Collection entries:
= = = = = = =
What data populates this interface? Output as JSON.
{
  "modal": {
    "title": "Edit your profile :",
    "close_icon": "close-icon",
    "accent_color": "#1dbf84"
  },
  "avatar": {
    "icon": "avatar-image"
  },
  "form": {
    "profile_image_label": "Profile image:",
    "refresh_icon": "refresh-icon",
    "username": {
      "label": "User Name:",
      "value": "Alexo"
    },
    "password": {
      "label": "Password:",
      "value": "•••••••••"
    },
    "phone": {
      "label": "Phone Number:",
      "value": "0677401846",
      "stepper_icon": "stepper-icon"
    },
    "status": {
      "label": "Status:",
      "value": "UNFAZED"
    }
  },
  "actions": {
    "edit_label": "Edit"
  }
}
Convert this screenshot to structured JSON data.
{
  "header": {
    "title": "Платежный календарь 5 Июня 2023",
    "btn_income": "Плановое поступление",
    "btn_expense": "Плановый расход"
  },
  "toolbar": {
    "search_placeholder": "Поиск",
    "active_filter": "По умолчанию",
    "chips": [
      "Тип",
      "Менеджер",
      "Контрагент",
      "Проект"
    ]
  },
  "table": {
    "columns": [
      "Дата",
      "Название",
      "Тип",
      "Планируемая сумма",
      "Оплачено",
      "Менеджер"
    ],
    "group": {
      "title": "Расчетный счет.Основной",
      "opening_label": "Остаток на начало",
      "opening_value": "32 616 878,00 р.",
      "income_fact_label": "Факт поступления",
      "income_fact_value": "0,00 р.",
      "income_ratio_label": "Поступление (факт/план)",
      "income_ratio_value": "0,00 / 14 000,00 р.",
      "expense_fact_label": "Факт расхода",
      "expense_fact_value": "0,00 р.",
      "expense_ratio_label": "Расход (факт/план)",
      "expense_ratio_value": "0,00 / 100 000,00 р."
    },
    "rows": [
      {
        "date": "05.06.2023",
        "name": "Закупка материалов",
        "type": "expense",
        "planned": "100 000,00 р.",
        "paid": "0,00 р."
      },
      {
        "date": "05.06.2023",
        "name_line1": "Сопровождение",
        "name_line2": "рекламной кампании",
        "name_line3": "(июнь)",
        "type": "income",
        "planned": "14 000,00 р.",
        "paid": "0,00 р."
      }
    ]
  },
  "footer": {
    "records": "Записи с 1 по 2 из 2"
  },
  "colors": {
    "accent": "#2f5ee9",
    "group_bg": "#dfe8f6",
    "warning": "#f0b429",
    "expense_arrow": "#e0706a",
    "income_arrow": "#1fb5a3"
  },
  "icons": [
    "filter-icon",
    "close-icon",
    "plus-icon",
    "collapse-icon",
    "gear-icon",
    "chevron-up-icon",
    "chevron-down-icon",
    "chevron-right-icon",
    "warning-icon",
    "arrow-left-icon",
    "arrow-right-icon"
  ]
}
= = = = = = =
◆ Aim of the exercise: The records above should be repeated in full, exactly as given.

◆ Solved exercise:
What data populates this interface? Output as JSON.
{
  "modal": {
    "title": "Edit your profile :",
    "close_icon": "close-icon",
    "accent_color": "#1dbf84"
  },
  "avatar": {
    "icon": "avatar-image"
  },
  "form": {
    "profile_image_label": "Profile image:",
    "refresh_icon": "refresh-icon",
    "username": {
      "label": "User Name:",
      "value": "Alexo"
    },
    "password": {
      "label": "Password:",
      "value": "•••••••••"
    },
    "phone": {
      "label": "Phone Number:",
      "value": "0677401846",
      "stepper_icon": "stepper-icon"
    },
    "status": {
      "label": "Status:",
      "value": "UNFAZED"
    }
  },
  "actions": {
    "edit_label": "Edit"
  }
}
Convert this screenshot to structured JSON data.
{
  "header": {
    "title": "Платежный календарь 5 Июня 2023",
    "btn_income": "Плановое поступление",
    "btn_expense": "Плановый расход"
  },
  "toolbar": {
    "search_placeholder": "Поиск",
    "active_filter": "По умолчанию",
    "chips": [
      "Тип",
      "Менеджер",
      "Контрагент",
      "Проект"
    ]
  },
  "table": {
    "columns": [
      "Дата",
      "Название",
      "Тип",
      "Планируемая сумма",
      "Оплачено",
      "Менеджер"
    ],
    "group": {
      "title": "Расчетный счет.Основной",
      "opening_label": "Остаток на начало",
      "opening_value": "32 616 878,00 р.",
      "income_fact_label": "Факт поступления",
      "income_fact_value": "0,00 р.",
      "income_ratio_label": "Поступление (факт/план)",
      "income_ratio_value": "0,00 / 14 000,00 р.",
      "expense_fact_label": "Факт расхода",
      "expense_fact_value": "0,00 р.",
      "expense_ratio_label": "Расход (факт/план)",
      "expense_ratio_value": "0,00 / 100 000,00 р."
    },
    "rows": [
      {
        "date": "05.06.2023",
        "name": "Закупка материалов",
        "type": "expense",
        "planned": "100 000,00 р.",
        "paid": "0,00 р."
      },
      {
        "date": "05.06.2023",
        "name_line1": "Сопровождение",
        "name_line2": "рекламной кампании",
        "name_line3": "(июнь)",
        "type": "income",
        "planned": "14 000,00 р.",
        "paid": "0,00 р."
      }
    ]
  },
  "footer": {
    "records": "Записи с 1 по 2 из 2"
  },
  "colors": {
    "accent": "#2f5ee9",
    "group_bg": "#dfe8f6",
    "warning": "#f0b429",
    "expense_arrow": "#e0706a",
    "income_arrow": "#1fb5a3"
  },
  "icons": [
    "filter-icon",
    "close-icon",
    "plus-icon",
    "collapse-icon",
    "gear-icon",
    "chevron-up-icon",
    "chevron-down-icon",
    "chevron-right-icon",
    "warning-icon",
    "arrow-left-icon",
    "arrow-right-icon"
  ]
}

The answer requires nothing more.